▶ _WORK INSTRUCTIONS_
Images must not appear in your copy; reproduce every other part of the records exactly.

▶ _DATA ENTRIES_
+++++
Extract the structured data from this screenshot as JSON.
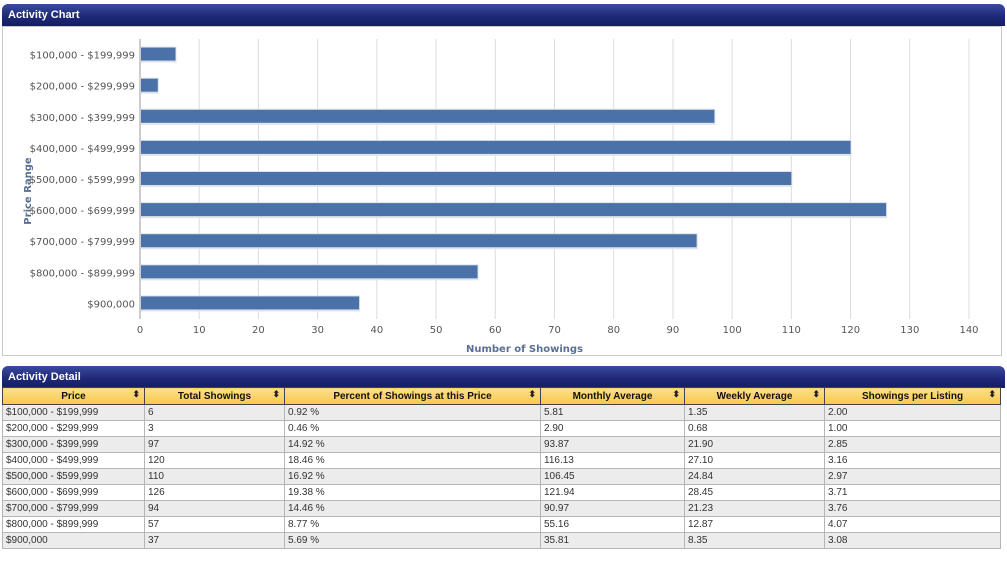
{
  "chart_panel": {
    "title": "Activity Chart"
  },
  "detail_panel": {
    "title": "Activity Detail"
  },
  "colors": {
    "bar": "#4a72a8",
    "header": "#1f2a78",
    "table_header": "#f7c84a"
  },
  "chart_data": {
    "type": "bar",
    "orientation": "horizontal",
    "categories": [
      "$100,000 - $199,999",
      "$200,000 - $299,999",
      "$300,000 - $399,999",
      "$400,000 - $499,999",
      "$500,000 - $599,999",
      "$600,000 - $699,999",
      "$700,000 - $799,999",
      "$800,000 - $899,999",
      "$900,000"
    ],
    "values": [
      6,
      3,
      97,
      120,
      110,
      126,
      94,
      57,
      37
    ],
    "xlabel": "Number of Showings",
    "ylabel": "Price Range",
    "xlim": [
      0,
      140
    ],
    "xticks": [
      0,
      10,
      20,
      30,
      40,
      50,
      60,
      70,
      80,
      90,
      100,
      110,
      120,
      130,
      140
    ],
    "grid": true,
    "legend": "none"
  },
  "table": {
    "columns": [
      "Price",
      "Total Showings",
      "Percent of Showings at this Price",
      "Monthly Average",
      "Weekly Average",
      "Showings per Listing"
    ],
    "sort_icon": "sort-icon",
    "rows": [
      [
        "$100,000 - $199,999",
        "6",
        "0.92 %",
        "5.81",
        "1.35",
        "2.00"
      ],
      [
        "$200,000 - $299,999",
        "3",
        "0.46 %",
        "2.90",
        "0.68",
        "1.00"
      ],
      [
        "$300,000 - $399,999",
        "97",
        "14.92 %",
        "93.87",
        "21.90",
        "2.85"
      ],
      [
        "$400,000 - $499,999",
        "120",
        "18.46 %",
        "116.13",
        "27.10",
        "3.16"
      ],
      [
        "$500,000 - $599,999",
        "110",
        "16.92 %",
        "106.45",
        "24.84",
        "2.97"
      ],
      [
        "$600,000 - $699,999",
        "126",
        "19.38 %",
        "121.94",
        "28.45",
        "3.71"
      ],
      [
        "$700,000 - $799,999",
        "94",
        "14.46 %",
        "90.97",
        "21.23",
        "3.76"
      ],
      [
        "$800,000 - $899,999",
        "57",
        "8.77 %",
        "55.16",
        "12.87",
        "4.07"
      ],
      [
        "$900,000",
        "37",
        "5.69 %",
        "35.81",
        "8.35",
        "3.08"
      ]
    ]
  }
}
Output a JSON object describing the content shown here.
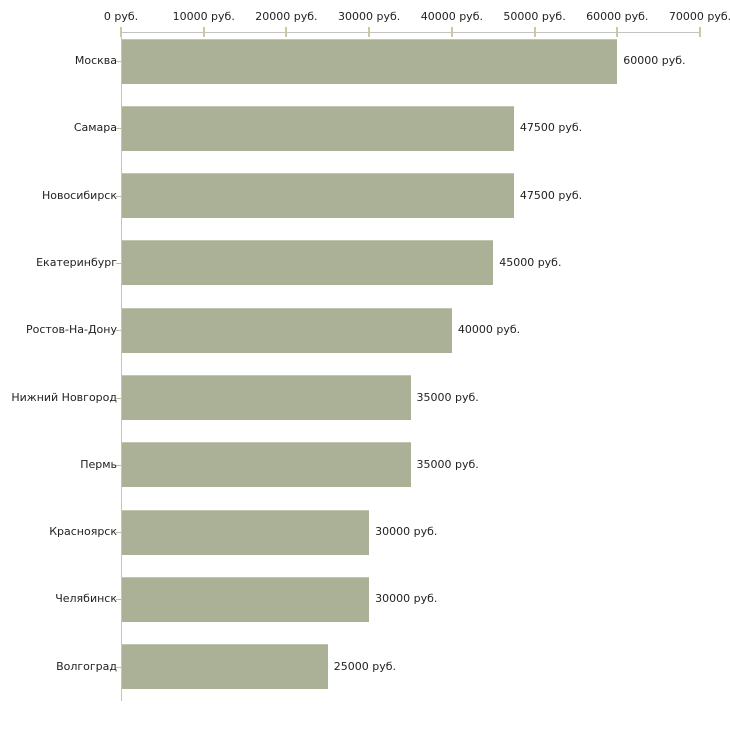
{
  "chart_data": {
    "type": "bar",
    "orientation": "horizontal",
    "title": "",
    "xlabel": "",
    "ylabel": "",
    "unit": "руб.",
    "grid": false,
    "legend": null,
    "xlim": [
      0,
      70000
    ],
    "x_tick_values": [
      0,
      10000,
      20000,
      30000,
      40000,
      50000,
      60000,
      70000
    ],
    "x_tick_labels": [
      "0 руб.",
      "10000 руб.",
      "20000 руб.",
      "30000 руб.",
      "40000 руб.",
      "50000 руб.",
      "60000 руб.",
      "70000 руб."
    ],
    "categories": [
      "Москва",
      "Самара",
      "Новосибирск",
      "Екатеринбург",
      "Ростов-На-Дону",
      "Нижний Новгород",
      "Пермь",
      "Красноярск",
      "Челябинск",
      "Волгоград"
    ],
    "values": [
      60000,
      47500,
      47500,
      45000,
      40000,
      35000,
      35000,
      30000,
      30000,
      25000
    ],
    "value_labels": [
      "60000 руб.",
      "47500 руб.",
      "47500 руб.",
      "45000 руб.",
      "40000 руб.",
      "35000 руб.",
      "35000 руб.",
      "30000 руб.",
      "30000 руб.",
      "25000 руб."
    ],
    "colors": {
      "bar": "#abb197",
      "axis_line": "#c3c3c3",
      "tick": "#c9c9a2",
      "category_tick": "#bfbfa8",
      "text": "#222222",
      "background": "#ffffff"
    }
  }
}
+++++
▶ _EXERCISE RESPONSE_
Extract the structured data from this screenshot as JSON.
{
  "chart_panel": {
    "title": "Activity Chart"
  },
  "detail_panel": {
    "title": "Activity Detail"
  },
  "colors": {
    "bar": "#4a72a8",
    "header": "#1f2a78",
    "table_header": "#f7c84a"
  },
  "chart_data": {
    "type": "bar",
    "orientation": "horizontal",
    "categories": [
      "$100,000 - $199,999",
      "$200,000 - $299,999",
      "$300,000 - $399,999",
      "$400,000 - $499,999",
      "$500,000 - $599,999",
      "$600,000 - $699,999",
      "$700,000 - $799,999",
      "$800,000 - $899,999",
      "$900,000"
    ],
    "values": [
      6,
      3,
      97,
      120,
      110,
      126,
      94,
      57,
      37
    ],
    "xlabel": "Number of Showings",
    "ylabel": "Price Range",
    "xlim": [
      0,
      140
    ],
    "xticks": [
      0,
      10,
      20,
      30,
      40,
      50,
      60,
      70,
      80,
      90,
      100,
      110,
      120,
      130,
      140
    ],
    "grid": true,
    "legend": "none"
  },
  "table": {
    "columns": [
      "Price",
      "Total Showings",
      "Percent of Showings at this Price",
      "Monthly Average",
      "Weekly Average",
      "Showings per Listing"
    ],
    "sort_icon": "sort-icon",
    "rows": [
      [
        "$100,000 - $199,999",
        "6",
        "0.92 %",
        "5.81",
        "1.35",
        "2.00"
      ],
      [
        "$200,000 - $299,999",
        "3",
        "0.46 %",
        "2.90",
        "0.68",
        "1.00"
      ],
      [
        "$300,000 - $399,999",
        "97",
        "14.92 %",
        "93.87",
        "21.90",
        "2.85"
      ],
      [
        "$400,000 - $499,999",
        "120",
        "18.46 %",
        "116.13",
        "27.10",
        "3.16"
      ],
      [
        "$500,000 - $599,999",
        "110",
        "16.92 %",
        "106.45",
        "24.84",
        "2.97"
      ],
      [
        "$600,000 - $699,999",
        "126",
        "19.38 %",
        "121.94",
        "28.45",
        "3.71"
      ],
      [
        "$700,000 - $799,999",
        "94",
        "14.46 %",
        "90.97",
        "21.23",
        "3.76"
      ],
      [
        "$800,000 - $899,999",
        "57",
        "8.77 %",
        "55.16",
        "12.87",
        "4.07"
      ],
      [
        "$900,000",
        "37",
        "5.69 %",
        "35.81",
        "8.35",
        "3.08"
      ]
    ]
  }
}
Output a JSON object describing the content shown here.
{
  "chart_data": {
    "type": "bar",
    "orientation": "horizontal",
    "title": "",
    "xlabel": "",
    "ylabel": "",
    "unit": "руб.",
    "grid": false,
    "legend": null,
    "xlim": [
      0,
      70000
    ],
    "x_tick_values": [
      0,
      10000,
      20000,
      30000,
      40000,
      50000,
      60000,
      70000
    ],
    "x_tick_labels": [
      "0 руб.",
      "10000 руб.",
      "20000 руб.",
      "30000 руб.",
      "40000 руб.",
      "50000 руб.",
      "60000 руб.",
      "70000 руб."
    ],
    "categories": [
      "Москва",
      "Самара",
      "Новосибирск",
      "Екатеринбург",
      "Ростов-На-Дону",
      "Нижний Новгород",
      "Пермь",
      "Красноярск",
      "Челябинск",
      "Волгоград"
    ],
    "values": [
      60000,
      47500,
      47500,
      45000,
      40000,
      35000,
      35000,
      30000,
      30000,
      25000
    ],
    "value_labels": [
      "60000 руб.",
      "47500 руб.",
      "47500 руб.",
      "45000 руб.",
      "40000 руб.",
      "35000 руб.",
      "35000 руб.",
      "30000 руб.",
      "30000 руб.",
      "25000 руб."
    ],
    "colors": {
      "bar": "#abb197",
      "axis_line": "#c3c3c3",
      "tick": "#c9c9a2",
      "category_tick": "#bfbfa8",
      "text": "#222222",
      "background": "#ffffff"
    }
  }
}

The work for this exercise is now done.